** What you will do **
Please write out the material below exactly as given.
▼▼▼
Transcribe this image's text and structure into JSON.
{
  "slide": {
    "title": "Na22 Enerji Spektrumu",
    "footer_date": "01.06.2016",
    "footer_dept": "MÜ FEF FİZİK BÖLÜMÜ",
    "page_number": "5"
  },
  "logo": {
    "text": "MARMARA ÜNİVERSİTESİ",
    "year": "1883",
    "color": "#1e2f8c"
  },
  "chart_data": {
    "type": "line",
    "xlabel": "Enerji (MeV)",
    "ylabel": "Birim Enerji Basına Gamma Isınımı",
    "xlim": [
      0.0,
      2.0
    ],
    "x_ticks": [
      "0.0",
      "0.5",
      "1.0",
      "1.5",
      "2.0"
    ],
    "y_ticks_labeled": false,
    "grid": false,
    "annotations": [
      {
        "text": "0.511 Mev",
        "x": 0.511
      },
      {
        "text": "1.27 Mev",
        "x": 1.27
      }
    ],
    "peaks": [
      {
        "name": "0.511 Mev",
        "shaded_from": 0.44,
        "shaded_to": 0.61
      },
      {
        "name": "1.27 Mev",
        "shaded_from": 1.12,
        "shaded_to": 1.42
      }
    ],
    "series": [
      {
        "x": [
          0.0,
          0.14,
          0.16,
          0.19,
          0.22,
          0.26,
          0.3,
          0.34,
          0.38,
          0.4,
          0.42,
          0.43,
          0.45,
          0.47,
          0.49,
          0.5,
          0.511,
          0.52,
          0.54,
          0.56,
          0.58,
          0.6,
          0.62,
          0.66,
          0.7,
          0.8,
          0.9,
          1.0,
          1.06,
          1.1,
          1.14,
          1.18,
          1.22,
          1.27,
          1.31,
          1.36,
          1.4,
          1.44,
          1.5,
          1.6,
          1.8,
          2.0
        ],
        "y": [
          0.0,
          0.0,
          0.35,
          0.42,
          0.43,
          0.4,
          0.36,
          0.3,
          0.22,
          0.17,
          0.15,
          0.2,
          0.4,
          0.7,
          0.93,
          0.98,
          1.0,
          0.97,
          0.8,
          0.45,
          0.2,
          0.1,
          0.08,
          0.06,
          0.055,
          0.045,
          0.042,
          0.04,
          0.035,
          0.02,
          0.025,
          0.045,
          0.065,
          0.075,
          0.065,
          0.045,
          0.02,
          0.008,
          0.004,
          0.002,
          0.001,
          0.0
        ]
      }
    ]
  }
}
▲▲▲
** Output of the exercise **
Transcribe this image's text and structure into JSON.
{
  "slide": {
    "title": "Na22 Enerji Spektrumu",
    "footer_date": "01.06.2016",
    "footer_dept": "MÜ FEF FİZİK BÖLÜMÜ",
    "page_number": "5"
  },
  "logo": {
    "text": "MARMARA ÜNİVERSİTESİ",
    "year": "1883",
    "color": "#1e2f8c"
  },
  "chart_data": {
    "type": "line",
    "xlabel": "Enerji (MeV)",
    "ylabel": "Birim Enerji Basına Gamma Isınımı",
    "xlim": [
      0.0,
      2.0
    ],
    "x_ticks": [
      "0.0",
      "0.5",
      "1.0",
      "1.5",
      "2.0"
    ],
    "y_ticks_labeled": false,
    "grid": false,
    "annotations": [
      {
        "text": "0.511 Mev",
        "x": 0.511
      },
      {
        "text": "1.27 Mev",
        "x": 1.27
      }
    ],
    "peaks": [
      {
        "name": "0.511 Mev",
        "shaded_from": 0.44,
        "shaded_to": 0.61
      },
      {
        "name": "1.27 Mev",
        "shaded_from": 1.12,
        "shaded_to": 1.42
      }
    ],
    "series": [
      {
        "x": [
          0.0,
          0.14,
          0.16,
          0.19,
          0.22,
          0.26,
          0.3,
          0.34,
          0.38,
          0.4,
          0.42,
          0.43,
          0.45,
          0.47,
          0.49,
          0.5,
          0.511,
          0.52,
          0.54,
          0.56,
          0.58,
          0.6,
          0.62,
          0.66,
          0.7,
          0.8,
          0.9,
          1.0,
          1.06,
          1.1,
          1.14,
          1.18,
          1.22,
          1.27,
          1.31,
          1.36,
          1.4,
          1.44,
          1.5,
          1.6,
          1.8,
          2.0
        ],
        "y": [
          0.0,
          0.0,
          0.35,
          0.42,
          0.43,
          0.4,
          0.36,
          0.3,
          0.22,
          0.17,
          0.15,
          0.2,
          0.4,
          0.7,
          0.93,
          0.98,
          1.0,
          0.97,
          0.8,
          0.45,
          0.2,
          0.1,
          0.08,
          0.06,
          0.055,
          0.045,
          0.042,
          0.04,
          0.035,
          0.02,
          0.025,
          0.045,
          0.065,
          0.075,
          0.065,
          0.045,
          0.02,
          0.008,
          0.004,
          0.002,
          0.001,
          0.0
        ]
      }
    ]
  }
}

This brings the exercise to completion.